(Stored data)
------------

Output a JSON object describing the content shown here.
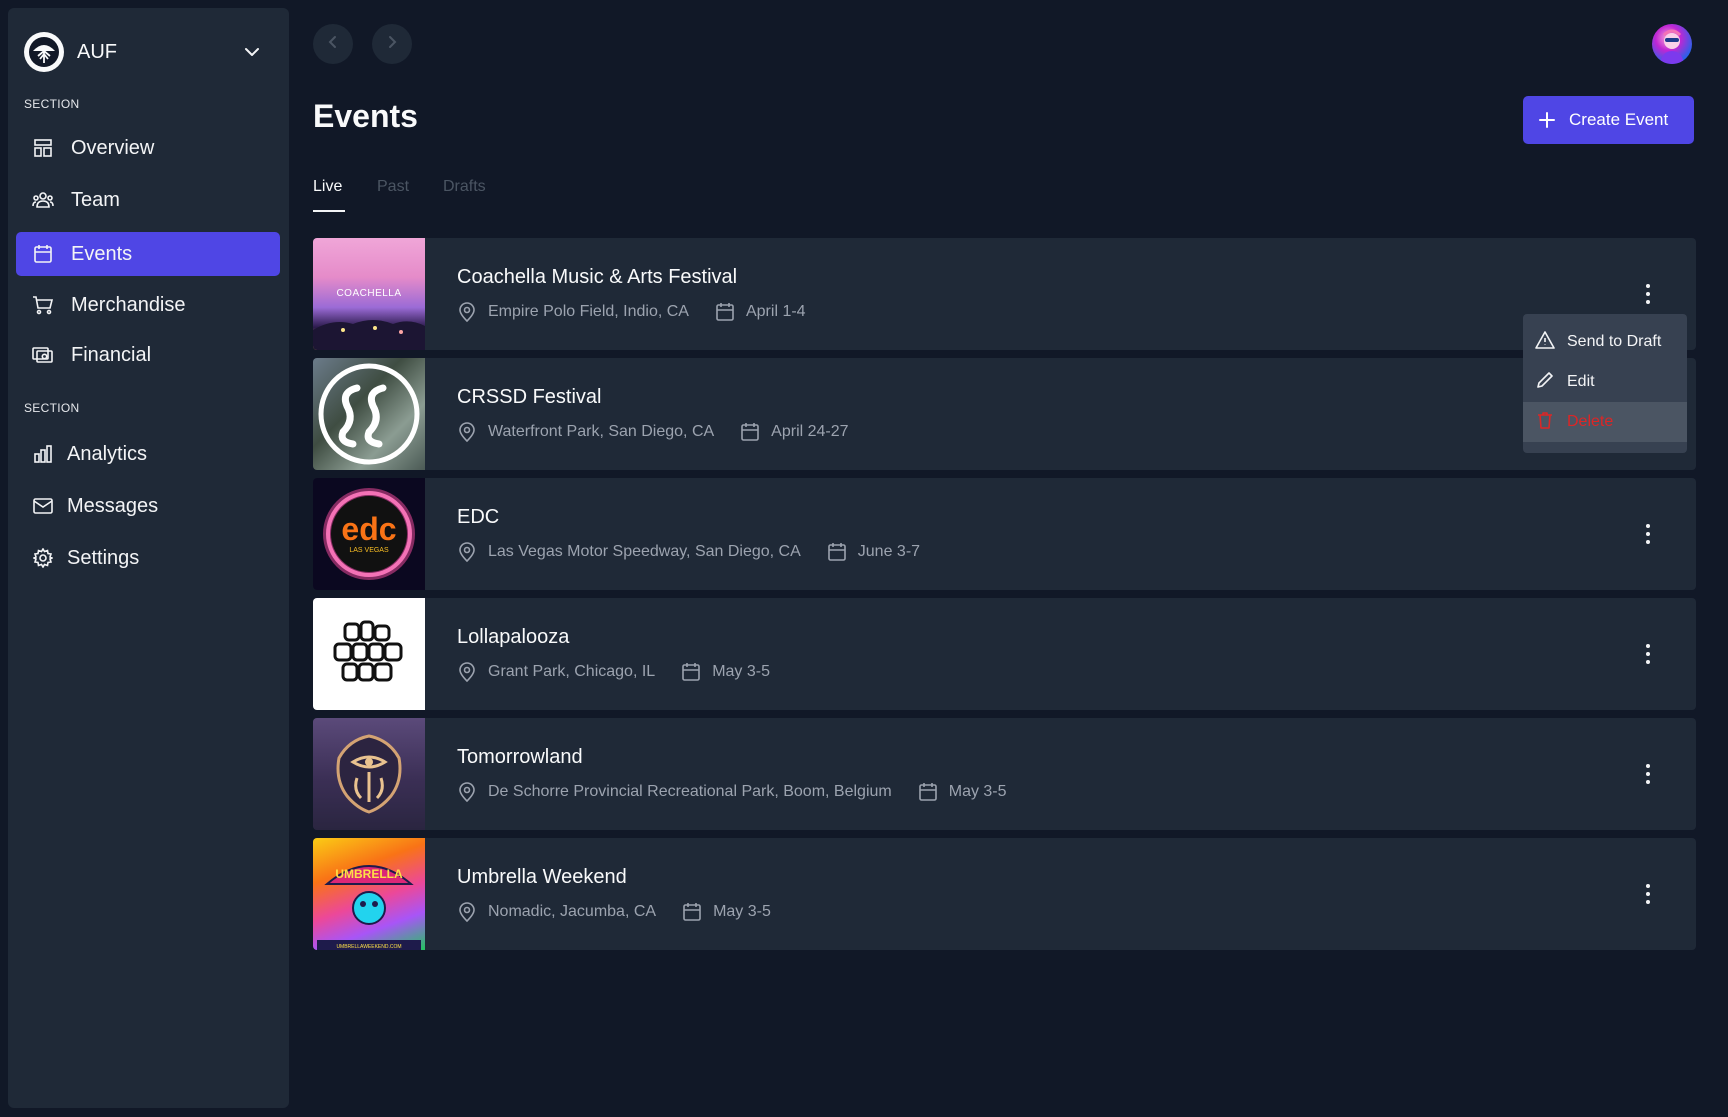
{
  "org": {
    "name": "AUF"
  },
  "sidebar": {
    "section1_label": "SECTION",
    "section2_label": "SECTION",
    "items": [
      {
        "label": "Overview",
        "icon": "layout-icon"
      },
      {
        "label": "Team",
        "icon": "team-icon"
      },
      {
        "label": "Events",
        "icon": "calendar-icon",
        "active": true
      },
      {
        "label": "Merchandise",
        "icon": "cart-icon"
      },
      {
        "label": "Financial",
        "icon": "cash-icon"
      },
      {
        "label": "Analytics",
        "icon": "chart-bar-icon"
      },
      {
        "label": "Messages",
        "icon": "envelope-icon"
      },
      {
        "label": "Settings",
        "icon": "gear-icon"
      }
    ]
  },
  "header": {
    "title": "Events",
    "create_label": "Create Event"
  },
  "tabs": [
    {
      "label": "Live",
      "active": true
    },
    {
      "label": "Past",
      "active": false
    },
    {
      "label": "Drafts",
      "active": false
    }
  ],
  "events": [
    {
      "name": "Coachella Music & Arts Festival",
      "location": "Empire Polo Field, Indio, CA",
      "date": "April 1-4",
      "logo_text": "COACHELLA"
    },
    {
      "name": "CRSSD Festival",
      "location": "Waterfront Park, San Diego, CA",
      "date": "April 24-27"
    },
    {
      "name": "EDC",
      "location": "Las Vegas Motor Speedway, San Diego, CA",
      "date": "June 3-7",
      "logo_text": "edc",
      "logo_subtext": "LAS VEGAS"
    },
    {
      "name": "Lollapalooza",
      "location": "Grant Park, Chicago, IL",
      "date": "May 3-5",
      "logo_text": "lolla palo oza"
    },
    {
      "name": "Tomorrowland",
      "location": "De Schorre Provincial Recreational Park, Boom, Belgium",
      "date": "May 3-5"
    },
    {
      "name": "Umbrella Weekend",
      "location": "Nomadic, Jacumba, CA",
      "date": "May 3-5",
      "logo_text": "UMBRELLA",
      "logo_subtext": "UMBRELLAWEEKEND.COM"
    }
  ],
  "menu": {
    "items": [
      {
        "label": "Send to Draft",
        "icon": "warning-icon"
      },
      {
        "label": "Edit",
        "icon": "pencil-icon"
      },
      {
        "label": "Delete",
        "icon": "trash-icon"
      }
    ]
  },
  "colors": {
    "background": "#111827",
    "panel": "#1f2937",
    "accent": "#4f46e5",
    "danger": "#dc2626",
    "muted_text": "#9ca3af"
  }
}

------------

» **Task statement**: Copy out every line of the listing that includes the string "SECTION".

» **Answer to this exercise**:
    "section1_label": "SECTION",
    "section2_label": "SECTION",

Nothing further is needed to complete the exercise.